→ **Listed entries**
+---+

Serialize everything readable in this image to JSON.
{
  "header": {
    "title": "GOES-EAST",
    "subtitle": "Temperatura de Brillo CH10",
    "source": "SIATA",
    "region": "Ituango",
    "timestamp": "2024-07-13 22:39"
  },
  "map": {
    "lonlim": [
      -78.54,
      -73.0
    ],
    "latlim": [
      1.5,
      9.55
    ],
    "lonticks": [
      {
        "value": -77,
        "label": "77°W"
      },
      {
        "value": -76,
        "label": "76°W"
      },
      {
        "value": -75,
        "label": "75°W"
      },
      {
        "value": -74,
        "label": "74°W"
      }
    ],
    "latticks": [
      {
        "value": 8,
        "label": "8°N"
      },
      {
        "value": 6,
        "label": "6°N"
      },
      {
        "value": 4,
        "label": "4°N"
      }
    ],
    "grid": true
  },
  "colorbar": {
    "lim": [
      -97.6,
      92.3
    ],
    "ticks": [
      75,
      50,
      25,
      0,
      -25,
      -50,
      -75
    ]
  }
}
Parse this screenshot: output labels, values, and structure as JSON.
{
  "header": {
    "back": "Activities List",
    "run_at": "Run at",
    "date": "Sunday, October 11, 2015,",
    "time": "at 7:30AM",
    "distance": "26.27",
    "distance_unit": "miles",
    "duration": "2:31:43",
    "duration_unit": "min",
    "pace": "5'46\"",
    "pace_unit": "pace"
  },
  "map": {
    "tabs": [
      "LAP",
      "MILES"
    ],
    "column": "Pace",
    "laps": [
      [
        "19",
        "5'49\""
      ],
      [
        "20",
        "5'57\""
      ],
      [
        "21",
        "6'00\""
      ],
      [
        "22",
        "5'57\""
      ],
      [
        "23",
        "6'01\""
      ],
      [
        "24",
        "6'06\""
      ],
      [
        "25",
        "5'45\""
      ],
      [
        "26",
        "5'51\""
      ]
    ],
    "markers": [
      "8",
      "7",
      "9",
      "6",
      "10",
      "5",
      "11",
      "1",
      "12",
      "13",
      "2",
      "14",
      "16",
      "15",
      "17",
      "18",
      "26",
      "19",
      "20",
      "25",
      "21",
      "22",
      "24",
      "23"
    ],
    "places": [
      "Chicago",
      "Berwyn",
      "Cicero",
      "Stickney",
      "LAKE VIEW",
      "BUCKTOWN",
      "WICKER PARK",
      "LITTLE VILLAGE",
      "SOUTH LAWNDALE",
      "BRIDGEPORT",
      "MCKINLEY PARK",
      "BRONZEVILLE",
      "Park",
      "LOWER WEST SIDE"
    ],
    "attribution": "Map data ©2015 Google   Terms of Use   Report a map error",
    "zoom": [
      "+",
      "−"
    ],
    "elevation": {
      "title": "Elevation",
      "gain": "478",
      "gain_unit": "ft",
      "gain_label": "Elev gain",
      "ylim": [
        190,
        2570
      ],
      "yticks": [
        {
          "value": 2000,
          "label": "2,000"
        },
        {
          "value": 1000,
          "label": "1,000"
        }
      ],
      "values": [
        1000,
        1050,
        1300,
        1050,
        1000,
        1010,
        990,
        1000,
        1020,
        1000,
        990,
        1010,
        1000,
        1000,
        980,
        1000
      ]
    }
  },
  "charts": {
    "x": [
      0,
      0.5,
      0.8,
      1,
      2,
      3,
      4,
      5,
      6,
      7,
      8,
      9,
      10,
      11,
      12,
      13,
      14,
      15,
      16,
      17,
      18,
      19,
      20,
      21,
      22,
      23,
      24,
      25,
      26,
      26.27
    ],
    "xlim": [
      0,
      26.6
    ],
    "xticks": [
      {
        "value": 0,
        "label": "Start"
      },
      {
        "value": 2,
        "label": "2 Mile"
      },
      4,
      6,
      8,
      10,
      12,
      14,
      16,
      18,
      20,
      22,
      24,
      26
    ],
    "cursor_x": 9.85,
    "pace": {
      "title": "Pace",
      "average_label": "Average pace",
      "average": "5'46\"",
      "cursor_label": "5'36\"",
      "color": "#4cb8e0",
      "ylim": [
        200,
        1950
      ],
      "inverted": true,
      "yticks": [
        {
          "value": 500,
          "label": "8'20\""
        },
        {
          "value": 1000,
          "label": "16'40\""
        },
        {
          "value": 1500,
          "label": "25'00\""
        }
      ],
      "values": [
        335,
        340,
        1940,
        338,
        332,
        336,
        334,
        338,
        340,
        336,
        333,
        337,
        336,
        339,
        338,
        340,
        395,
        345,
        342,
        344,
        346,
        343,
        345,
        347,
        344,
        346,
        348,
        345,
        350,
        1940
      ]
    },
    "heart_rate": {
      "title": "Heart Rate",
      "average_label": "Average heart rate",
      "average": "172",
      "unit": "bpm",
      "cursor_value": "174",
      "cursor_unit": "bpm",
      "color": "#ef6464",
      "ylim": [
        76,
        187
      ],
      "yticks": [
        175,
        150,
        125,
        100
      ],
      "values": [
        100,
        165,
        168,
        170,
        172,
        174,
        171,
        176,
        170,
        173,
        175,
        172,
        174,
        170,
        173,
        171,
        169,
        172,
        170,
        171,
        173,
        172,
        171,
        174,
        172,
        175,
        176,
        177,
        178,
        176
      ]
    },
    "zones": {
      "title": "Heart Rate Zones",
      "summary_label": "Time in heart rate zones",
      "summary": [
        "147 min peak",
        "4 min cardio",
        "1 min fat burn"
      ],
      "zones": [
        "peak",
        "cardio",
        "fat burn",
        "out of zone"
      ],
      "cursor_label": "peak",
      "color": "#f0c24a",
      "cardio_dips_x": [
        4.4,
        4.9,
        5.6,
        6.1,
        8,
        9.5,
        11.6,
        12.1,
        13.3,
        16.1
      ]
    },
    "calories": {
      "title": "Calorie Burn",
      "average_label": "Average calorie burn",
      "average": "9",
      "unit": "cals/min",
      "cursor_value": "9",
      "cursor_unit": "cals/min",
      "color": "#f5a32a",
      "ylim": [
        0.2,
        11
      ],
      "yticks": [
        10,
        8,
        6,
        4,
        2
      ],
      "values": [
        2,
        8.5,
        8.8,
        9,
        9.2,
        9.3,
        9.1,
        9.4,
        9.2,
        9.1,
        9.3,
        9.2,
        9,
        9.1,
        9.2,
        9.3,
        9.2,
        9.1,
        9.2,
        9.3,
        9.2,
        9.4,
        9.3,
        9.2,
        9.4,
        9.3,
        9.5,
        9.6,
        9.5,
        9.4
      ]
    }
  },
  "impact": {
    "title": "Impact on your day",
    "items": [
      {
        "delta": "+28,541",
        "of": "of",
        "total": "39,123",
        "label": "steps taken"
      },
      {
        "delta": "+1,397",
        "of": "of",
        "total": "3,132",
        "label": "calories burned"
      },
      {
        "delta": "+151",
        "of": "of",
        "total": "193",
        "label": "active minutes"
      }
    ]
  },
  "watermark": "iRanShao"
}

+---+

→ **Stated exercise**
Recite the full listing above exactly.

→ **Solution**
Serialize everything readable in this image to JSON.
{
  "header": {
    "title": "GOES-EAST",
    "subtitle": "Temperatura de Brillo CH10",
    "source": "SIATA",
    "region": "Ituango",
    "timestamp": "2024-07-13 22:39"
  },
  "map": {
    "lonlim": [
      -78.54,
      -73.0
    ],
    "latlim": [
      1.5,
      9.55
    ],
    "lonticks": [
      {
        "value": -77,
        "label": "77°W"
      },
      {
        "value": -76,
        "label": "76°W"
      },
      {
        "value": -75,
        "label": "75°W"
      },
      {
        "value": -74,
        "label": "74°W"
      }
    ],
    "latticks": [
      {
        "value": 8,
        "label": "8°N"
      },
      {
        "value": 6,
        "label": "6°N"
      },
      {
        "value": 4,
        "label": "4°N"
      }
    ],
    "grid": true
  },
  "colorbar": {
    "lim": [
      -97.6,
      92.3
    ],
    "ticks": [
      75,
      50,
      25,
      0,
      -25,
      -50,
      -75
    ]
  }
}
Parse this screenshot: output labels, values, and structure as JSON.
{
  "header": {
    "back": "Activities List",
    "run_at": "Run at",
    "date": "Sunday, October 11, 2015,",
    "time": "at 7:30AM",
    "distance": "26.27",
    "distance_unit": "miles",
    "duration": "2:31:43",
    "duration_unit": "min",
    "pace": "5'46\"",
    "pace_unit": "pace"
  },
  "map": {
    "tabs": [
      "LAP",
      "MILES"
    ],
    "column": "Pace",
    "laps": [
      [
        "19",
        "5'49\""
      ],
      [
        "20",
        "5'57\""
      ],
      [
        "21",
        "6'00\""
      ],
      [
        "22",
        "5'57\""
      ],
      [
        "23",
        "6'01\""
      ],
      [
        "24",
        "6'06\""
      ],
      [
        "25",
        "5'45\""
      ],
      [
        "26",
        "5'51\""
      ]
    ],
    "markers": [
      "8",
      "7",
      "9",
      "6",
      "10",
      "5",
      "11",
      "1",
      "12",
      "13",
      "2",
      "14",
      "16",
      "15",
      "17",
      "18",
      "26",
      "19",
      "20",
      "25",
      "21",
      "22",
      "24",
      "23"
    ],
    "places": [
      "Chicago",
      "Berwyn",
      "Cicero",
      "Stickney",
      "LAKE VIEW",
      "BUCKTOWN",
      "WICKER PARK",
      "LITTLE VILLAGE",
      "SOUTH LAWNDALE",
      "BRIDGEPORT",
      "MCKINLEY PARK",
      "BRONZEVILLE",
      "Park",
      "LOWER WEST SIDE"
    ],
    "attribution": "Map data ©2015 Google   Terms of Use   Report a map error",
    "zoom": [
      "+",
      "−"
    ],
    "elevation": {
      "title": "Elevation",
      "gain": "478",
      "gain_unit": "ft",
      "gain_label": "Elev gain",
      "ylim": [
        190,
        2570
      ],
      "yticks": [
        {
          "value": 2000,
          "label": "2,000"
        },
        {
          "value": 1000,
          "label": "1,000"
        }
      ],
      "values": [
        1000,
        1050,
        1300,
        1050,
        1000,
        1010,
        990,
        1000,
        1020,
        1000,
        990,
        1010,
        1000,
        1000,
        980,
        1000
      ]
    }
  },
  "charts": {
    "x": [
      0,
      0.5,
      0.8,
      1,
      2,
      3,
      4,
      5,
      6,
      7,
      8,
      9,
      10,
      11,
      12,
      13,
      14,
      15,
      16,
      17,
      18,
      19,
      20,
      21,
      22,
      23,
      24,
      25,
      26,
      26.27
    ],
    "xlim": [
      0,
      26.6
    ],
    "xticks": [
      {
        "value": 0,
        "label": "Start"
      },
      {
        "value": 2,
        "label": "2 Mile"
      },
      4,
      6,
      8,
      10,
      12,
      14,
      16,
      18,
      20,
      22,
      24,
      26
    ],
    "cursor_x": 9.85,
    "pace": {
      "title": "Pace",
      "average_label": "Average pace",
      "average": "5'46\"",
      "cursor_label": "5'36\"",
      "color": "#4cb8e0",
      "ylim": [
        200,
        1950
      ],
      "inverted": true,
      "yticks": [
        {
          "value": 500,
          "label": "8'20\""
        },
        {
          "value": 1000,
          "label": "16'40\""
        },
        {
          "value": 1500,
          "label": "25'00\""
        }
      ],
      "values": [
        335,
        340,
        1940,
        338,
        332,
        336,
        334,
        338,
        340,
        336,
        333,
        337,
        336,
        339,
        338,
        340,
        395,
        345,
        342,
        344,
        346,
        343,
        345,
        347,
        344,
        346,
        348,
        345,
        350,
        1940
      ]
    },
    "heart_rate": {
      "title": "Heart Rate",
      "average_label": "Average heart rate",
      "average": "172",
      "unit": "bpm",
      "cursor_value": "174",
      "cursor_unit": "bpm",
      "color": "#ef6464",
      "ylim": [
        76,
        187
      ],
      "yticks": [
        175,
        150,
        125,
        100
      ],
      "values": [
        100,
        165,
        168,
        170,
        172,
        174,
        171,
        176,
        170,
        173,
        175,
        172,
        174,
        170,
        173,
        171,
        169,
        172,
        170,
        171,
        173,
        172,
        171,
        174,
        172,
        175,
        176,
        177,
        178,
        176
      ]
    },
    "zones": {
      "title": "Heart Rate Zones",
      "summary_label": "Time in heart rate zones",
      "summary": [
        "147 min peak",
        "4 min cardio",
        "1 min fat burn"
      ],
      "zones": [
        "peak",
        "cardio",
        "fat burn",
        "out of zone"
      ],
      "cursor_label": "peak",
      "color": "#f0c24a",
      "cardio_dips_x": [
        4.4,
        4.9,
        5.6,
        6.1,
        8,
        9.5,
        11.6,
        12.1,
        13.3,
        16.1
      ]
    },
    "calories": {
      "title": "Calorie Burn",
      "average_label": "Average calorie burn",
      "average": "9",
      "unit": "cals/min",
      "cursor_value": "9",
      "cursor_unit": "cals/min",
      "color": "#f5a32a",
      "ylim": [
        0.2,
        11
      ],
      "yticks": [
        10,
        8,
        6,
        4,
        2
      ],
      "values": [
        2,
        8.5,
        8.8,
        9,
        9.2,
        9.3,
        9.1,
        9.4,
        9.2,
        9.1,
        9.3,
        9.2,
        9,
        9.1,
        9.2,
        9.3,
        9.2,
        9.1,
        9.2,
        9.3,
        9.2,
        9.4,
        9.3,
        9.2,
        9.4,
        9.3,
        9.5,
        9.6,
        9.5,
        9.4
      ]
    }
  },
  "impact": {
    "title": "Impact on your day",
    "items": [
      {
        "delta": "+28,541",
        "of": "of",
        "total": "39,123",
        "label": "steps taken"
      },
      {
        "delta": "+1,397",
        "of": "of",
        "total": "3,132",
        "label": "calories burned"
      },
      {
        "delta": "+151",
        "of": "of",
        "total": "193",
        "label": "active minutes"
      }
    ]
  },
  "watermark": "iRanShao"
}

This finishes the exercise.